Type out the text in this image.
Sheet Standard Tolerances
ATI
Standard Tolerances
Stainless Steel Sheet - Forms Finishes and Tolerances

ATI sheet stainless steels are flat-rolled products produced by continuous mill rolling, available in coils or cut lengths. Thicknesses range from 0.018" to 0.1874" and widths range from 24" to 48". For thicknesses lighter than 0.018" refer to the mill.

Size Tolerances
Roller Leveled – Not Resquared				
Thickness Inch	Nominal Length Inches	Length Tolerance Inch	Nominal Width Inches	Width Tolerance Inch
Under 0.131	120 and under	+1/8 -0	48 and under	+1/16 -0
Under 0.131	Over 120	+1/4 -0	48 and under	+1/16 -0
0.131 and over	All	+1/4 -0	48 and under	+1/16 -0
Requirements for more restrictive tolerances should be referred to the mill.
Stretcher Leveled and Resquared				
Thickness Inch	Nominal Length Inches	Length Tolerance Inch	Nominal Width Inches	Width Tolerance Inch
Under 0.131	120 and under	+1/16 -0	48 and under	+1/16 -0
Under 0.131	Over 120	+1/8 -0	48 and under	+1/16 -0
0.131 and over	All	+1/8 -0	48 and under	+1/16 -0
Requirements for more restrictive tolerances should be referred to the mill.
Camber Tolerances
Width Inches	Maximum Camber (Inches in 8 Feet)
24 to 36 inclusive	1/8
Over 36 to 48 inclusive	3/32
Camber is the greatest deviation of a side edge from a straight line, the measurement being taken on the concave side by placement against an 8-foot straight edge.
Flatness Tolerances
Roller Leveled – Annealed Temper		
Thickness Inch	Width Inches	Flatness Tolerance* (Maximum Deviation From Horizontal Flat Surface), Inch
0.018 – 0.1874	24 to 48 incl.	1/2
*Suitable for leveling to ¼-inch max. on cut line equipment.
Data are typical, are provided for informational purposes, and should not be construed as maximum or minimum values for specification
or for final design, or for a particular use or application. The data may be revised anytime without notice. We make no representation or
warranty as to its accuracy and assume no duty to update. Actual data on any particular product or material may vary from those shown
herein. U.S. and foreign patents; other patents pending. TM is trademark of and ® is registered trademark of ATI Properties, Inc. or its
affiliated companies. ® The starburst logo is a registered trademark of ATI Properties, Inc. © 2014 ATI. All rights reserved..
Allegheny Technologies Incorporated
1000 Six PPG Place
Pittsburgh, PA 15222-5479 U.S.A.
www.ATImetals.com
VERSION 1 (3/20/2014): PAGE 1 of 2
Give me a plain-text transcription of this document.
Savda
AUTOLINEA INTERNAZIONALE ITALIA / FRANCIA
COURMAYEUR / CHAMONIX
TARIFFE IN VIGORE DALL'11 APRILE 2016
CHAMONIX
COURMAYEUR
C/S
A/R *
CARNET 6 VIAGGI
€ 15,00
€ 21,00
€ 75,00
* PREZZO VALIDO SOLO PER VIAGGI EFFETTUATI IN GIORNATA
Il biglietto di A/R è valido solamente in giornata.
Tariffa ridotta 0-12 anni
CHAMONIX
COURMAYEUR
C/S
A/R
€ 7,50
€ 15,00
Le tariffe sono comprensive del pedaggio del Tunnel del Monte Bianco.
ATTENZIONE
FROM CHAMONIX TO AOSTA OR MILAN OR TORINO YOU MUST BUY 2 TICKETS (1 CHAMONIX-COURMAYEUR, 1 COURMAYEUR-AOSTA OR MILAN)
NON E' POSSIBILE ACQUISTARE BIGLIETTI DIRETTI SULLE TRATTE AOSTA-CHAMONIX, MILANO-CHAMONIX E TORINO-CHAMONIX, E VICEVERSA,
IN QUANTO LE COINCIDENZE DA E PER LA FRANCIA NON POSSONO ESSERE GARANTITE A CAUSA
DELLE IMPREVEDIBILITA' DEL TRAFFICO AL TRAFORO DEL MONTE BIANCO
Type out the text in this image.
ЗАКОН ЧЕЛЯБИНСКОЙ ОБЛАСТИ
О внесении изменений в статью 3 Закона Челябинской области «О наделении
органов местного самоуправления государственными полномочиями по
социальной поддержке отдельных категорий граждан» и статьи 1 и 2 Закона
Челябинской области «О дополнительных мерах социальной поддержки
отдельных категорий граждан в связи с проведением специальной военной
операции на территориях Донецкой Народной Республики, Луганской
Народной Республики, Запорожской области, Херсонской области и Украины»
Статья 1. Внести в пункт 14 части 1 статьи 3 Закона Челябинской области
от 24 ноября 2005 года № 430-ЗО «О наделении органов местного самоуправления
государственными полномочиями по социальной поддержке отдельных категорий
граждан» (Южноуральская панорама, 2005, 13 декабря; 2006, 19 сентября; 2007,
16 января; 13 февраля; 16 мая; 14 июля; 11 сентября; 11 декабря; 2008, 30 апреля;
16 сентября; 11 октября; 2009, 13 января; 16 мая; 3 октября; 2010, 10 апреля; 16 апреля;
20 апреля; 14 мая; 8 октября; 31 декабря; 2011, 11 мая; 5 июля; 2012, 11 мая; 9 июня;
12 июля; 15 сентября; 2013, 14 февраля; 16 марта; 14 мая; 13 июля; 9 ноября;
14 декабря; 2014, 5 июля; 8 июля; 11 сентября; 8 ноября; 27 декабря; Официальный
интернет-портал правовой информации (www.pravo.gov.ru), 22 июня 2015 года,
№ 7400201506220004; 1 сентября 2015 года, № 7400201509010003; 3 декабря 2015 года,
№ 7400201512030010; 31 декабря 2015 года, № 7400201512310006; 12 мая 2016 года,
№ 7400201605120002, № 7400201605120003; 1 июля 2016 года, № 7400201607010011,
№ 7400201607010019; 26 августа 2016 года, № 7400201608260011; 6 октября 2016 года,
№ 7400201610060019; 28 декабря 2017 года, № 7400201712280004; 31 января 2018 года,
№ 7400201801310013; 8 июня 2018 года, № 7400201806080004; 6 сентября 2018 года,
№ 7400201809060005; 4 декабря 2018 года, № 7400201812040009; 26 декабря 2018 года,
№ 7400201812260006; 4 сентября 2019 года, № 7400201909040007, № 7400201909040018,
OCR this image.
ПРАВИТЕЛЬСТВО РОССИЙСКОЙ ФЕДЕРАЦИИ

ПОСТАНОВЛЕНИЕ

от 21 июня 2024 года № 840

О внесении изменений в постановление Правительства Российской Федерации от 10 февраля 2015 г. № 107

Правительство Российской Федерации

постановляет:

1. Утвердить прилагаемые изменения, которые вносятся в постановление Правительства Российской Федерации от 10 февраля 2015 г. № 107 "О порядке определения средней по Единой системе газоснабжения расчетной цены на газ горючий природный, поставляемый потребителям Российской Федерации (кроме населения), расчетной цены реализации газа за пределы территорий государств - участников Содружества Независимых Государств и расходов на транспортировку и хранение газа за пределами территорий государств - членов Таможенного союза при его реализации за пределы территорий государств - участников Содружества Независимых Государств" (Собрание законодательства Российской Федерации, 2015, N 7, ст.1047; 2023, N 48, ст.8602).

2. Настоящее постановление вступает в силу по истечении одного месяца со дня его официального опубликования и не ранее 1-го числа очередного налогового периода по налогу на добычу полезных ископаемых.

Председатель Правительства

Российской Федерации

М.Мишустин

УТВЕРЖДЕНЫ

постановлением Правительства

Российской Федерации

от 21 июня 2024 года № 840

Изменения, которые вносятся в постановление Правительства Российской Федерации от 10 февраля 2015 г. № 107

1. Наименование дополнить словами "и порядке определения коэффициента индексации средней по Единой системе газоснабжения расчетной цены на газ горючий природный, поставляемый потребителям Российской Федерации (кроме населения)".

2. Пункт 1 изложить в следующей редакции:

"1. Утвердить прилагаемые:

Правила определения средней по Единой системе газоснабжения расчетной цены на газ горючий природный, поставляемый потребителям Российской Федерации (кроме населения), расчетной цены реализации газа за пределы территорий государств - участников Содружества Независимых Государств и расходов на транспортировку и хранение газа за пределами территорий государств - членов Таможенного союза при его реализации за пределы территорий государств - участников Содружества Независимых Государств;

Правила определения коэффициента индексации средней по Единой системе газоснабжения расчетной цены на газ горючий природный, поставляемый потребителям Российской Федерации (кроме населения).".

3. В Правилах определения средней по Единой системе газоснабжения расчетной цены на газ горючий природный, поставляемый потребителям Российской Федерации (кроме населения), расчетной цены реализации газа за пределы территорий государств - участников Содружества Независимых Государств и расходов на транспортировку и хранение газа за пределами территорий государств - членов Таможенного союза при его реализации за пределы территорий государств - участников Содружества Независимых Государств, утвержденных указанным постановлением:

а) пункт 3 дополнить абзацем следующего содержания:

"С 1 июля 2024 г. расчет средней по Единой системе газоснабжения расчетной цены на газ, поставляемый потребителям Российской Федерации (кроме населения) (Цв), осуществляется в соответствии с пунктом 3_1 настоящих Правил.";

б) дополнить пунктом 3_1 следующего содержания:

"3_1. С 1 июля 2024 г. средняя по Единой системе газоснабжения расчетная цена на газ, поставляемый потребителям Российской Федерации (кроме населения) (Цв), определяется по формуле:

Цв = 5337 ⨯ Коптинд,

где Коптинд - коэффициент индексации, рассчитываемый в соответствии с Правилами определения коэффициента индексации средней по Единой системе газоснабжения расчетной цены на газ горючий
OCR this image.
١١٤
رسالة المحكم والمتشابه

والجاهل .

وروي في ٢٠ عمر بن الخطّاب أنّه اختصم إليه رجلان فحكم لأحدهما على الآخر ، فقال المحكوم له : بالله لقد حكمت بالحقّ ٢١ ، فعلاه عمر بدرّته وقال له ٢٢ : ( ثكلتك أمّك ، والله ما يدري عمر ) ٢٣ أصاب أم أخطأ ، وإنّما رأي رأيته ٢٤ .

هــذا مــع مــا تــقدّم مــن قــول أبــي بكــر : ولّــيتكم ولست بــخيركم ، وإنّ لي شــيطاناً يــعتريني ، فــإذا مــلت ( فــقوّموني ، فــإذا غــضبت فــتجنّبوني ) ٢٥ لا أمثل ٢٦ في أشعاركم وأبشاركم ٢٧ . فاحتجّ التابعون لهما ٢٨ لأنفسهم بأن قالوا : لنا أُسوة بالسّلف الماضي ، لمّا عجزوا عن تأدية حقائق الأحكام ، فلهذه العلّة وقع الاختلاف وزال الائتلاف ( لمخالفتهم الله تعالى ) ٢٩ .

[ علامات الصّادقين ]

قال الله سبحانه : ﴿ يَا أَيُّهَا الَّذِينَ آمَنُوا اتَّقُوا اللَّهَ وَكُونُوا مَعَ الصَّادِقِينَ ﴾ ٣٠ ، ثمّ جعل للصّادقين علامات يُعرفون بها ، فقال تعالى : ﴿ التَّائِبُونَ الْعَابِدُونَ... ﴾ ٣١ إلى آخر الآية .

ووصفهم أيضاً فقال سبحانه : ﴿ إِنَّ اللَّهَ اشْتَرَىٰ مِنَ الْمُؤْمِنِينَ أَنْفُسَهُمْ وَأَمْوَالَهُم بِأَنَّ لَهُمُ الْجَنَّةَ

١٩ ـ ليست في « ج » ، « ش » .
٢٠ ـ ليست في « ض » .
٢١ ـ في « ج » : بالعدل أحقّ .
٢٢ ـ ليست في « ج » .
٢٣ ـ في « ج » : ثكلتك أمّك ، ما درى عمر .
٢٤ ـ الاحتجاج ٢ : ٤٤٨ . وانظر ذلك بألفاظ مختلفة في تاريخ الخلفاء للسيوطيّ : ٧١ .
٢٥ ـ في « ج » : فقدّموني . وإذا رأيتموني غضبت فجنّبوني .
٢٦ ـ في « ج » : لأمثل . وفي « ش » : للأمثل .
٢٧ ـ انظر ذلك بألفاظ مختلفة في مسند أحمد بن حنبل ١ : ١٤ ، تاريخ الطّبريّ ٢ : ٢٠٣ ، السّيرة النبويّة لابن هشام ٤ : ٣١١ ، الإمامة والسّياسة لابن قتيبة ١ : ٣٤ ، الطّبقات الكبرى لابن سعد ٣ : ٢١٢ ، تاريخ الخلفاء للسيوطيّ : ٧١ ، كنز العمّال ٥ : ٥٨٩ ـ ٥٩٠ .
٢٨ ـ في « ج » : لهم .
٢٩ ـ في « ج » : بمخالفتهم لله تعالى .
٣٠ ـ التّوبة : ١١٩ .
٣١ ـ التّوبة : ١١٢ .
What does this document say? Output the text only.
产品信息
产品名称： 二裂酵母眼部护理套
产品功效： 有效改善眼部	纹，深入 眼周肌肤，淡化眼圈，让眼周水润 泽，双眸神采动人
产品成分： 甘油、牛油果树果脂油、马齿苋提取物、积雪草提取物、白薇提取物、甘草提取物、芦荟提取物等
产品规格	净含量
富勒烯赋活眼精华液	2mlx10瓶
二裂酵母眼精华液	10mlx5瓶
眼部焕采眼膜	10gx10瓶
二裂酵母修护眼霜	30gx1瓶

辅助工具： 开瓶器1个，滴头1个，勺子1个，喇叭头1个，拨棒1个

*What is expected*:
Copy out every line of the material above that mentions the word "under".

*Solution*:
Under 0.131	120 and under	+1/8 -0	48 and under	+1/16 -0
Under 0.131	Over 120	+1/4 -0	48 and under	+1/16 -0
0.131 and over	All	+1/4 -0	48 and under	+1/16 -0
Under 0.131	120 and under	+1/16 -0	48 and under	+1/16 -0
Under 0.131	Over 120	+1/8 -0	48 and under	+1/16 -0
0.131 and over	All	+1/8 -0	48 and under	+1/16 -0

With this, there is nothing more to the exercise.